Elasticsearch：一次生产集群 ES Watcher 失效的深度排查与分析 - 全过程剖析与解决方案

原创尚雷 2024-09-19

801

一、Elasticsearch Watcher 介绍

1.1 Watcher 概念概述

Watcher 是 Elasticsearch 提供的一项监控和告警服务，允许用户定义、管理警报规则，并持续跟踪网络和数据的变化。基于 Elasticsearch 的分布式架构，Watcher 可以对基础设施、索引数据、集群健康等多种指标进行实时监控和自动化告警。当预设条件被触发时，Watcher 会及时发送通知。这项功能特别适用于日志数据的监控、应用性能追踪，以及其他需要自动化响应的场景，帮助运维人员快速响应潜在问题，提升系统稳定性和可靠性。

1.2 Watcher 组成结构

一个 Watcher 由多个部分组成，其中部分是可选项，如下：

# 一个 Watcher的语法结构通常如下：
PUT _watcher/watch/my-first-watcher
{
  "metadata": {
    "color": "blue"
  },
  "trigger": {...},
  "input": {...},
  "condition": {...},
  "actions": {...},
  "transform": {...},
}

Trigger（触发器）

定义 Watcher 的触发时间，通常基于时间间隔，如每分钟、每小时或特定时间段。Trigger 决定了 Watcher 何时被激活。
Input（输入）

定义 Watcher 监控的数据来源，通常为 Elasticsearch 查询。Input 获取需要监控的数据，并作为 Watcher 的输入。如果没有指定条件，默认行为为 always。常见的条件类型包括：
- **always：**始终执行 Actions。
- **never：**从不执行 Actions。
- **compare：**对查询结果进行简单比较。
- **array_compare：**比较数组中的值。
- **script：**使用自定义脚本判断是否执行。
Condition（条件）

定义触发 Actions 的条件。当查询结果满足条件时，执行后续操作。例如，某种错误日志超出阈值时触发警报。
Action（动作）

定义当条件满足时执行的操作，如发送邮件、调用 Webhook、索引文档或记录日志。常见操作包括邮件通知、Webhook 请求、索引或日志记录。
Throttle Period（限流周期）（可选）

防止 Watcher 在短时间内多次触发，设置限流周期可限制触发频率。指定时间段内只允许触发一次。
Transform（转换）（可选）

对 Input 的结果进行加工，以便后续处理。例如，修改或转换查询结果。
Metadata（元数据）（可选）

为 Watcher 添加附加信息，用于跟踪、文档化或特定操作时传递数据。

1.3 Watcher 功能介绍

Watcher 的主要功能包括：

1）定时监控数据
Watcher 可以定时查询 Elasticsearch 数据，支持设置触发的时间间隔（如每分钟、每小时或每天），并根据查询结果执行相应操作，适用于任何需要周期性监控的场景。

2）条件判断
Watcher 支持对查询结果进行条件判断。用户可以设定条件，例如当查询结果数量超过某个阈值（如错误日志数超过 10）时，触发后续操作或告警。

3）发送警报
当条件满足时，Watcher 可以发送警报，支持以下方式：

发送电子邮件通知
调用 Webhook，集成外部系统（如 Slack等）
记录日志，创建警报
将数据索引到 Elasticsearch
使用 Jira 或 ServiceNow 创建工单

4）多数据源输入
除了 Elasticsearch 数据外，Watcher 还可以通过 HTTP 请求、Webhook 等方式监控其他系统的数据，从而实现跨系统的综合监控。

⁂

题目 1:
这篇 Watcher 介绍列出了 Watcher 发送警报的几种方式，请全部列出。
题目 2:
按照这篇 Watcher 介绍，设置限流周期（Throttle Period）是为了防止什么情况？
题目 3:
从这篇 Watcher 介绍的最后一句之后续写下去。
这些记录取自另一来源。

⁂

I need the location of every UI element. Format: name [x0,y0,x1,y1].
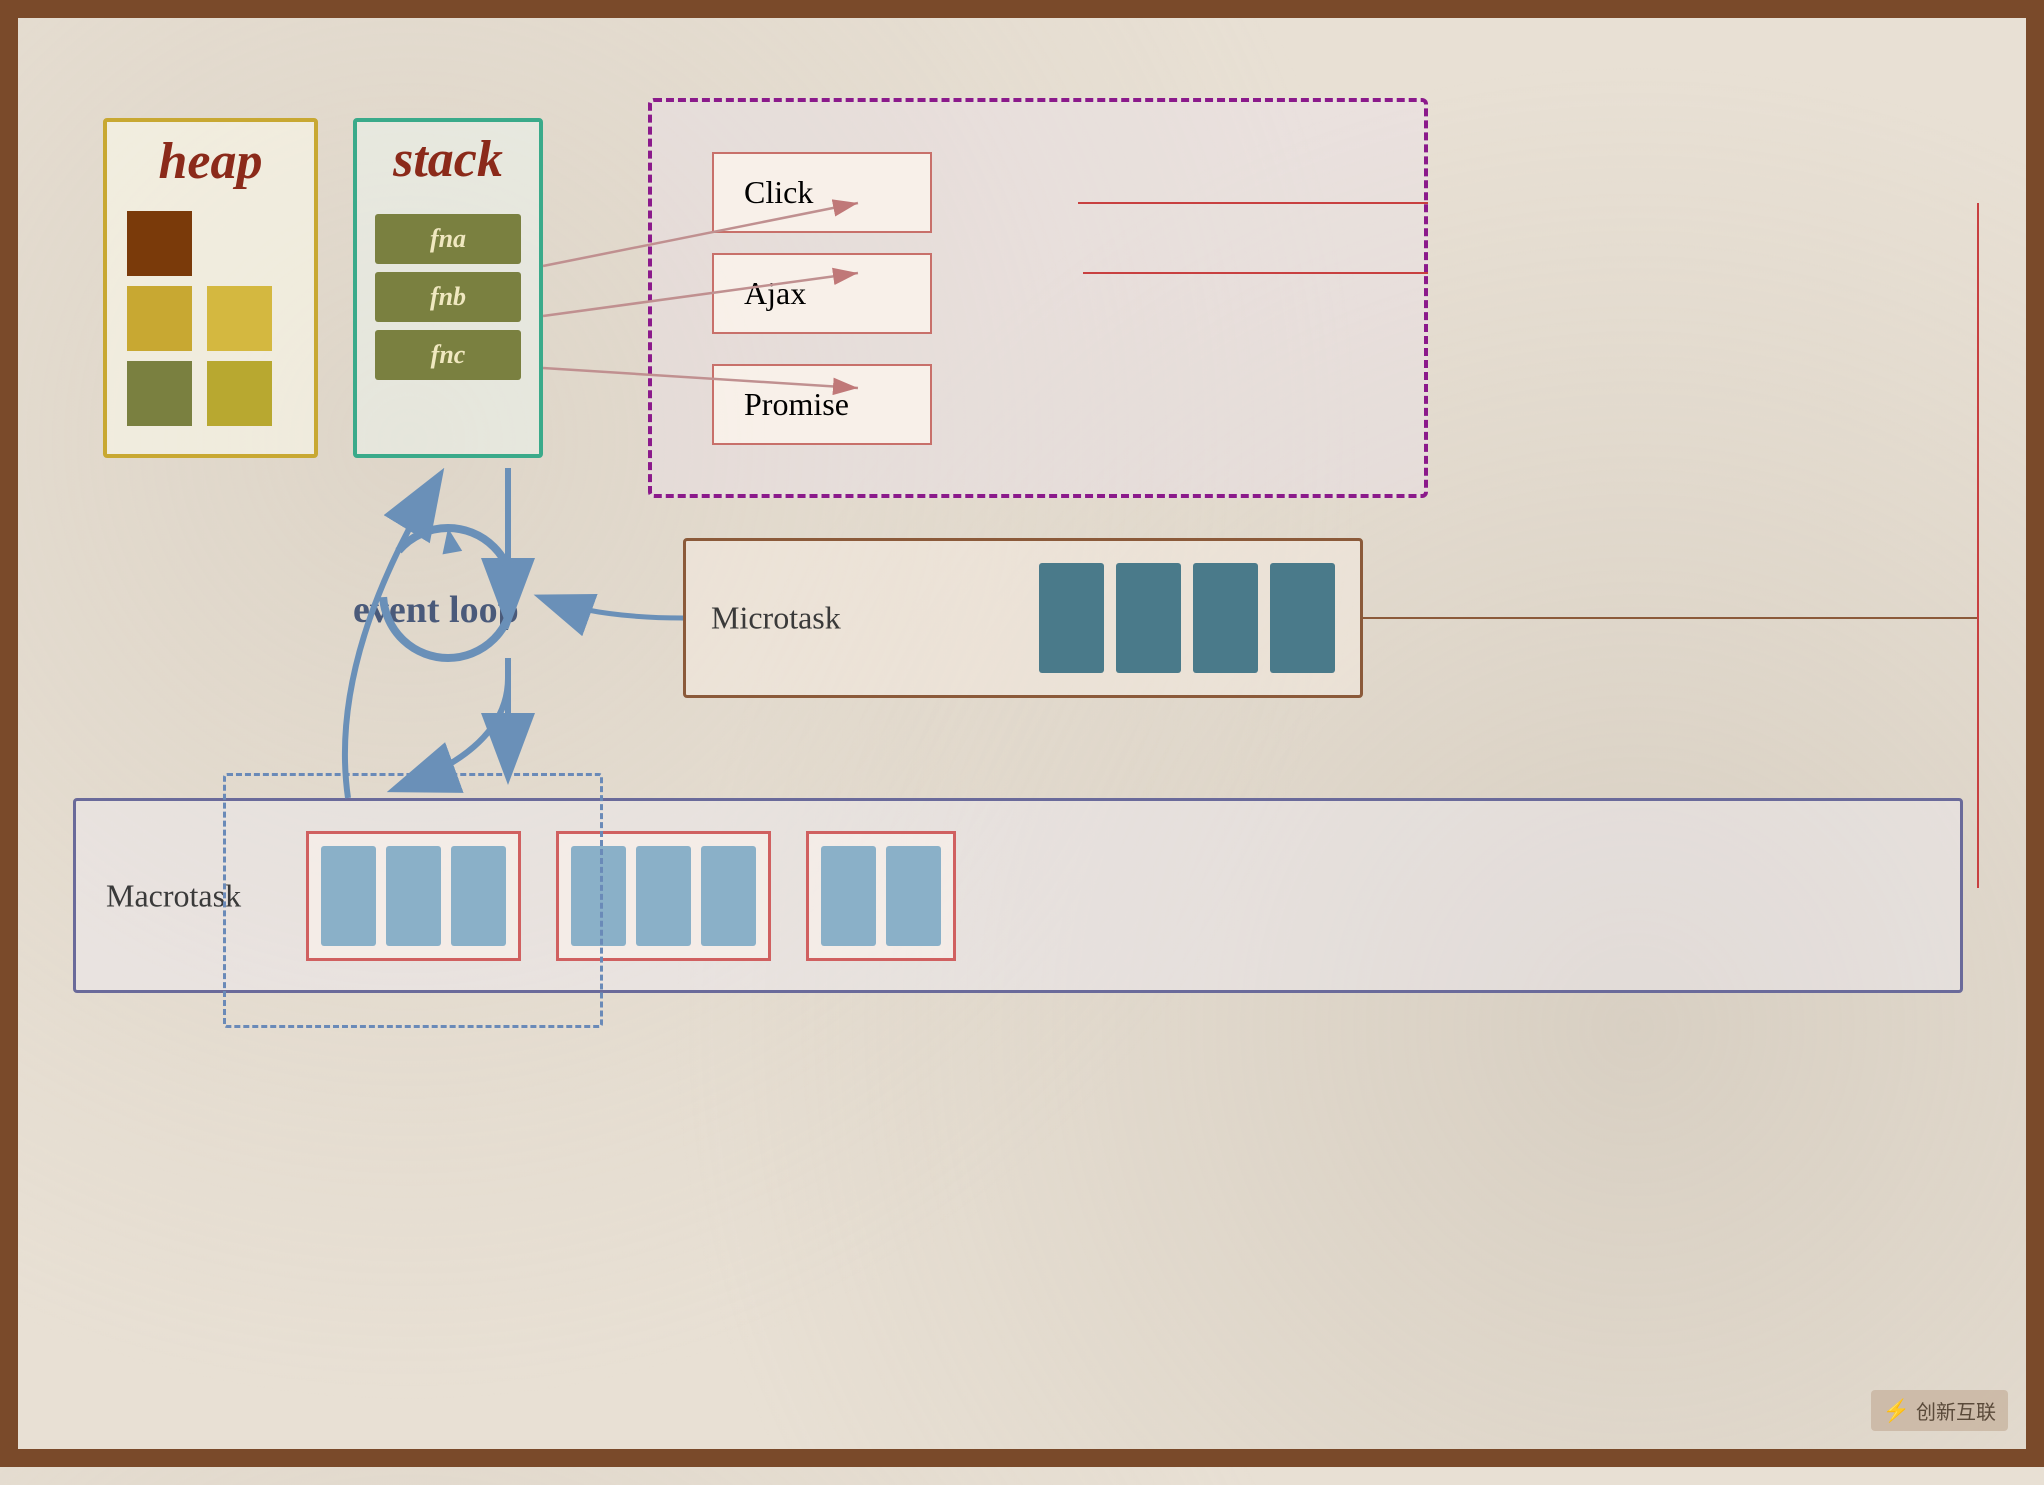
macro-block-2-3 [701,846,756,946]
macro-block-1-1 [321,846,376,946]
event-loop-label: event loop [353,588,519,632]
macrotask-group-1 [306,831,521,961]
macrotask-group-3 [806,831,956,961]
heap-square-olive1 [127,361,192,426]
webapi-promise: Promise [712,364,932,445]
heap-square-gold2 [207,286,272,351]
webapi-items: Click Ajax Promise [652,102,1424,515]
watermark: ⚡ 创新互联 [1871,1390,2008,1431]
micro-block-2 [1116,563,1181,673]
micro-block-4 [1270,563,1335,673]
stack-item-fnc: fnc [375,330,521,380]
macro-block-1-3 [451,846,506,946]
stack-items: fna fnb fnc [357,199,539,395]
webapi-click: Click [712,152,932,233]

⁂

最终结果 1:
- 发送电子邮件通知
- 调用 Webhook，集成外部系统（如 Slack等）
- 记录日志，创建警报
- 将数据索引到 Elasticsearch
- 使用 Jira 或 ServiceNow 创建工单

最终结果 2:
防止 Watcher 在短时间内多次触发。

最终结果 3:
5）多种触发方式

时间触发：通过时间触发器执行操作，如每分钟运行一次。
手动触发：用户可以手动执行 Watcher 以测试或立即获取结果。

6） Throttle（限流）功能
Watcher 支持 Throttle Period，避免同一警报在短时间内重复触发。例如，设置限流周期为 5 分钟，即使条件满足，警报在该周期内只会触发一次。

7）多步骤查询处理
支持复杂查询流程，可以执行多个查询步骤，处理多个数据集，最终判断是否满足触发条件。

8）数据转换与处理
Watcher 支持 Transform 功能，可在查询后对数据进行处理或转换，用户可以根据需求自定义数据格式或进行计算，以便更好地进行告警或通知。

9）支持自定义脚本
Watcher 支持 Painless 脚本，允许编写自定义逻辑进行复杂的条件判断和操作，确保在满足特定逻辑时才触发警报。

10 ）集成 Elasticsearch 环境
Watcher 完全集成于 Elasticsearch 和 Kibana 中，用户可以通过 Kibana UI 或 Elasticsearch RESTful API 管理和创建 Watcher，亦可与 Elasticsearch 的监控、索引和查询功能紧密结合。

11）告警的灵活性
Watcher 支持灵活定制告警行为，如同时发送电子邮件和 Webhook，或针对不同条件设置不同级别的告警，支持多动作执行。

12）错误处理与重试机制
Watcher 内置错误处理与重试机制，确保在通知或执行操作失败时进行重试并记录错误日志，确保警报不会丢失。

二、Watcher 示例演示

本次选择两台 linux 服务器，其中一台（192.168.10.11）部署 ES、Kibana ,另一台（192.168.10.12）部署 Filebeat 用于采集该服务器上 /var/log 目录下的一些日志信息，并将采集到的日志信息传送到 ES，并通过 Kibana 在 ES 索引里展示。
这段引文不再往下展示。